## [THE EXERCISE]
Rewrite the records below, replacing every "table-cell" with "grid-item" and leaving all other text unchanged. Omit the pictures from your output.

** Start **

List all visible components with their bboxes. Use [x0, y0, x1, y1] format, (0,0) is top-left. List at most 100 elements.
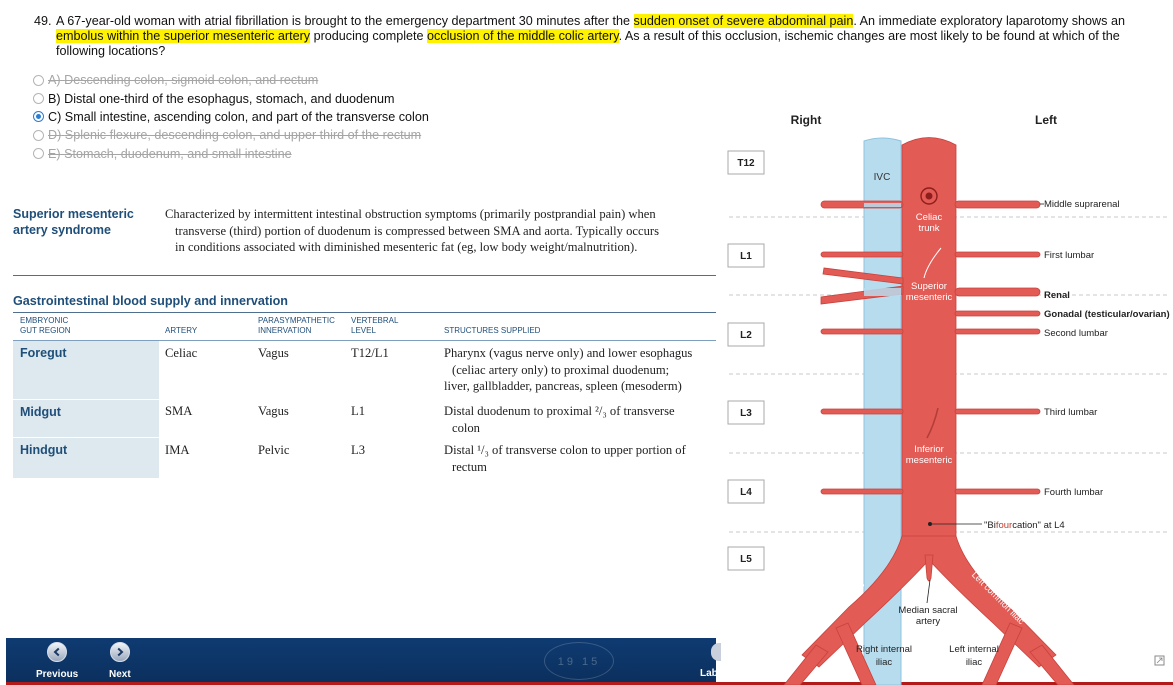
- abdominal-aorta-diagram: T12 L1 L2 L3 L4 L5 Right Left IVC Celiac…: [727, 113, 1170, 685]
- level-label: L4: [740, 487, 752, 498]
- chevron-right-icon: [109, 642, 130, 662]
- sma-syndrome-title: Superior mesenteric artery syndrome: [13, 207, 134, 237]
- header-innervation: PARASYMPATHETIC INNERVATION: [258, 316, 335, 335]
- previous-label: Previous: [36, 669, 79, 680]
- question-highlight: occlusion of the middle colic artery: [427, 29, 619, 43]
- celiac-label: Celiac: [916, 212, 943, 223]
- question-highlight: embolus within the superior mesenteric a…: [56, 29, 311, 43]
- question-part: A 67-year-old woman with atrial fibrilla…: [56, 14, 634, 28]
- left-fourth-lumbar: [954, 488, 1041, 495]
- question-part: producing complete: [310, 29, 428, 43]
- radio-button[interactable]: [33, 129, 44, 141]
- table-cell: Pelvic: [258, 443, 290, 457]
- left-side-label: Left: [1035, 113, 1057, 127]
- level-label: L5: [740, 554, 752, 565]
- left-gonadal: [954, 310, 1041, 317]
- choice-text: B) Distal one-third of the esophagus, st…: [48, 91, 395, 106]
- left-middle-suprarenal: [954, 200, 1041, 209]
- fourth-lumbar-label: Fourth lumbar: [1044, 487, 1103, 498]
- gonadal-label: Gonadal (testicular/ovarian): [1044, 309, 1170, 320]
- table-cell: Vagus: [258, 404, 289, 418]
- choice-b[interactable]: B) Distal one-third of the esophagus, st…: [33, 89, 429, 107]
- table-cell: Pharynx (vagus nerve only) and lower eso…: [444, 346, 693, 393]
- table-cell: Vagus: [258, 346, 289, 360]
- seal-watermark: 19 15: [544, 642, 614, 680]
- right-second-lumbar: [820, 328, 904, 335]
- left-first-lumbar: [954, 251, 1041, 258]
- radio-button[interactable]: [33, 74, 44, 86]
- sma-syndrome-description: Characterized by intermittent intestinal…: [165, 207, 659, 254]
- right-first-lumbar: [820, 251, 904, 258]
- header-region: EMBRYONIC GUT REGION: [20, 316, 71, 335]
- table-cell: L1: [351, 404, 365, 418]
- right-side-label: Right: [791, 113, 822, 127]
- choice-a[interactable]: A) Descending colon, sigmoid colon, and …: [33, 71, 429, 89]
- question-highlight: sudden onset of severe abdominal pain: [633, 14, 854, 28]
- chevron-left-icon: [47, 642, 68, 662]
- divider: [13, 312, 716, 313]
- table-cell: Distal ¹/₃ of transverse colon to upper …: [444, 443, 686, 474]
- level-label: T12: [737, 158, 755, 169]
- header-level: VERTEBRAL LEVEL: [351, 316, 399, 335]
- choice-text: A) Descending colon, sigmoid colon, and …: [48, 73, 319, 88]
- previous-button[interactable]: Previous: [36, 642, 78, 680]
- question: 49. A 67-year-old woman with atrial fibr…: [34, 14, 1158, 59]
- table-cell: IMA: [165, 443, 190, 457]
- table-cell: L3: [351, 443, 365, 457]
- right-internal-iliac-label: Right internal: [856, 644, 912, 655]
- choice-e[interactable]: E) Stomach, duodenum, and small intestin…: [33, 145, 429, 163]
- level-label: L3: [740, 408, 752, 419]
- sma-label: Superior: [911, 281, 947, 292]
- left-third-lumbar: [954, 408, 1041, 415]
- renal-label: Renal: [1044, 290, 1070, 301]
- choice-c[interactable]: C) Small intestine, ascending colon, and…: [33, 108, 429, 126]
- table-cell: Distal duodenum to proximal ²/₃ of trans…: [444, 404, 675, 435]
- ima-label: Inferior: [914, 444, 944, 455]
- lab-button[interactable]: Lab: [700, 668, 718, 679]
- next-label: Next: [109, 669, 131, 680]
- level-label: L2: [740, 330, 752, 341]
- third-lumbar-label: Third lumbar: [1044, 407, 1097, 418]
- right-fourth-lumbar: [820, 488, 904, 495]
- left-internal-iliac-label: iliac: [966, 657, 983, 668]
- radio-button-selected[interactable]: [33, 111, 44, 123]
- right-internal-iliac-label: iliac: [876, 657, 893, 668]
- ivc-label: IVC: [874, 172, 891, 183]
- gi-table-title: Gastrointestinal blood supply and innerv…: [13, 294, 288, 308]
- table-row-region: Midgut: [13, 400, 159, 437]
- question-part: . An immediate exploratory laparotomy sh…: [853, 14, 1125, 28]
- question-text: A 67-year-old woman with atrial fibrilla…: [38, 14, 1158, 59]
- choice-text: D) Splenic flexure, descending colon, an…: [48, 128, 422, 143]
- table-row-region: Foregut: [13, 341, 159, 399]
- median-sacral-artery: [924, 554, 934, 582]
- right-third-lumbar: [820, 408, 904, 415]
- radio-button[interactable]: [33, 148, 44, 160]
- left-renal: [954, 287, 1041, 297]
- next-button[interactable]: Next: [109, 642, 131, 680]
- median-sacral-label: Median sacral: [898, 605, 957, 616]
- choice-text: E) Stomach, duodenum, and small intestin…: [48, 146, 292, 161]
- radio-button[interactable]: [33, 93, 44, 105]
- table-cell: T12/L1: [351, 346, 389, 360]
- middle-suprarenal-label: Middle suprarenal: [1044, 199, 1120, 210]
- table-row-region: Hindgut: [13, 438, 159, 478]
- header-artery: ARTERY: [165, 326, 198, 335]
- bifurcation-label: "Bifourcation" at L4: [984, 520, 1065, 531]
- celiac-label: trunk: [918, 223, 939, 234]
- choice-text: C) Small intestine, ascending colon, and…: [48, 109, 429, 124]
- table-cell: SMA: [165, 404, 193, 418]
- sma-label: mesenteric: [906, 292, 953, 303]
- header-structures: STRUCTURES SUPPLIED: [444, 326, 541, 335]
- left-second-lumbar: [954, 328, 1041, 335]
- level-label: L1: [740, 251, 752, 262]
- divider: [13, 275, 716, 276]
- question-number: 49.: [34, 14, 52, 28]
- lab-icon[interactable]: [711, 643, 721, 661]
- choice-d[interactable]: D) Splenic flexure, descending colon, an…: [33, 126, 429, 144]
- left-internal-iliac-label: Left internal: [949, 644, 999, 655]
- second-lumbar-label: Second lumbar: [1044, 328, 1108, 339]
- answer-choices: A) Descending colon, sigmoid colon, and …: [33, 71, 429, 163]
- median-sacral-label: artery: [916, 616, 941, 627]
- ima-label: mesenteric: [906, 455, 953, 466]
- bottom-nav-bar: Previous Next 19 15 Lab: [6, 638, 721, 685]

** End **

## [RESPONSE TO THE EXERCISE]
List all visible components with their bboxes. Use [x0, y0, x1, y1] format, (0,0) is top-left. List at most 100 elements.
- abdominal-aorta-diagram: T12 L1 L2 L3 L4 L5 Right Left IVC Celiac…: [727, 113, 1170, 685]
- level-label: L4: [740, 487, 752, 498]
- chevron-right-icon: [109, 642, 130, 662]
- sma-syndrome-title: Superior mesenteric artery syndrome: [13, 207, 134, 237]
- header-innervation: PARASYMPATHETIC INNERVATION: [258, 316, 335, 335]
- previous-label: Previous: [36, 669, 79, 680]
- question-highlight: occlusion of the middle colic artery: [427, 29, 619, 43]
- celiac-label: Celiac: [916, 212, 943, 223]
- question-highlight: embolus within the superior mesenteric a…: [56, 29, 311, 43]
- question-part: A 67-year-old woman with atrial fibrilla…: [56, 14, 634, 28]
- left-fourth-lumbar: [954, 488, 1041, 495]
- question-part: producing complete: [310, 29, 428, 43]
- radio-button[interactable]: [33, 129, 44, 141]
- grid-item: Pelvic: [258, 443, 290, 457]
- left-side-label: Left: [1035, 113, 1057, 127]
- level-label: L5: [740, 554, 752, 565]
- left-gonadal: [954, 310, 1041, 317]
- choice-text: B) Distal one-third of the esophagus, st…: [48, 91, 395, 106]
- left-middle-suprarenal: [954, 200, 1041, 209]
- fourth-lumbar-label: Fourth lumbar: [1044, 487, 1103, 498]
- gonadal-label: Gonadal (testicular/ovarian): [1044, 309, 1170, 320]
- grid-item: Vagus: [258, 404, 289, 418]
- choice-b[interactable]: B) Distal one-third of the esophagus, st…: [33, 89, 429, 107]
- grid-item: Pharynx (vagus nerve only) and lower eso…: [444, 346, 693, 393]
- grid-item: Vagus: [258, 346, 289, 360]
- seal-watermark: 19 15: [544, 642, 614, 680]
- right-second-lumbar: [820, 328, 904, 335]
- left-first-lumbar: [954, 251, 1041, 258]
- radio-button[interactable]: [33, 74, 44, 86]
- sma-syndrome-description: Characterized by intermittent intestinal…: [165, 207, 659, 254]
- right-first-lumbar: [820, 251, 904, 258]
- header-region: EMBRYONIC GUT REGION: [20, 316, 71, 335]
- grid-item: L1: [351, 404, 365, 418]
- right-side-label: Right: [791, 113, 822, 127]
- choice-a[interactable]: A) Descending colon, sigmoid colon, and …: [33, 71, 429, 89]
- question-highlight: sudden onset of severe abdominal pain: [633, 14, 854, 28]
- chevron-left-icon: [47, 642, 68, 662]
- divider: [13, 312, 716, 313]
- grid-item: Distal ¹/₃ of transverse colon to upper …: [444, 443, 686, 474]
- level-label: T12: [737, 158, 755, 169]
- header-level: VERTEBRAL LEVEL: [351, 316, 399, 335]
- choice-text: A) Descending colon, sigmoid colon, and …: [48, 73, 319, 88]
- previous-button[interactable]: Previous: [36, 642, 78, 680]
- question: 49. A 67-year-old woman with atrial fibr…: [34, 14, 1158, 59]
- grid-item: IMA: [165, 443, 190, 457]
- grid-item: L3: [351, 443, 365, 457]
- right-internal-iliac-label: Right internal: [856, 644, 912, 655]
- choice-e[interactable]: E) Stomach, duodenum, and small intestin…: [33, 145, 429, 163]
- level-label: L3: [740, 408, 752, 419]
- sma-label: Superior: [911, 281, 947, 292]
- left-third-lumbar: [954, 408, 1041, 415]
- renal-label: Renal: [1044, 290, 1070, 301]
- choice-c[interactable]: C) Small intestine, ascending colon, and…: [33, 108, 429, 126]
- grid-item: Distal duodenum to proximal ²/₃ of trans…: [444, 404, 675, 435]
- ima-label: Inferior: [914, 444, 944, 455]
- lab-button[interactable]: Lab: [700, 668, 718, 679]
- next-label: Next: [109, 669, 131, 680]
- level-label: L2: [740, 330, 752, 341]
- third-lumbar-label: Third lumbar: [1044, 407, 1097, 418]
- right-fourth-lumbar: [820, 488, 904, 495]
- left-internal-iliac-label: iliac: [966, 657, 983, 668]
- radio-button-selected[interactable]: [33, 111, 44, 123]
- right-internal-iliac-label: iliac: [876, 657, 893, 668]
- ivc-label: IVC: [874, 172, 891, 183]
- gi-table-title: Gastrointestinal blood supply and innerv…: [13, 294, 288, 308]
- table-row-region: Midgut: [13, 400, 159, 437]
- question-part: . An immediate exploratory laparotomy sh…: [853, 14, 1125, 28]
- question-text: A 67-year-old woman with atrial fibrilla…: [38, 14, 1158, 59]
- choice-text: D) Splenic flexure, descending colon, an…: [48, 128, 422, 143]
- table-row-region: Foregut: [13, 341, 159, 399]
- median-sacral-artery: [924, 554, 934, 582]
- right-third-lumbar: [820, 408, 904, 415]
- radio-button[interactable]: [33, 148, 44, 160]
- left-renal: [954, 287, 1041, 297]
- next-button[interactable]: Next: [109, 642, 131, 680]
- median-sacral-label: Median sacral: [898, 605, 957, 616]
- choice-text: E) Stomach, duodenum, and small intestin…: [48, 146, 292, 161]
- radio-button[interactable]: [33, 93, 44, 105]
- grid-item: T12/L1: [351, 346, 389, 360]
- middle-suprarenal-label: Middle suprarenal: [1044, 199, 1120, 210]
- table-row-region: Hindgut: [13, 438, 159, 478]
- header-artery: ARTERY: [165, 326, 198, 335]
- bifurcation-label: "Bifourcation" at L4: [984, 520, 1065, 531]
- celiac-label: trunk: [918, 223, 939, 234]
- choice-text: C) Small intestine, ascending colon, and…: [48, 109, 429, 124]
- grid-item: SMA: [165, 404, 193, 418]
- sma-label: mesenteric: [906, 292, 953, 303]
- header-structures: STRUCTURES SUPPLIED: [444, 326, 541, 335]
- left-second-lumbar: [954, 328, 1041, 335]
- level-label: L1: [740, 251, 752, 262]
- divider: [13, 275, 716, 276]
- question-number: 49.: [34, 14, 52, 28]
- lab-icon[interactable]: [711, 643, 721, 661]
- choice-d[interactable]: D) Splenic flexure, descending colon, an…: [33, 126, 429, 144]
- left-internal-iliac-label: Left internal: [949, 644, 999, 655]
- second-lumbar-label: Second lumbar: [1044, 328, 1108, 339]
- answer-choices: A) Descending colon, sigmoid colon, and …: [33, 71, 429, 163]
- median-sacral-label: artery: [916, 616, 941, 627]
- ima-label: mesenteric: [906, 455, 953, 466]
- bottom-nav-bar: Previous Next 19 15 Lab: [6, 638, 721, 685]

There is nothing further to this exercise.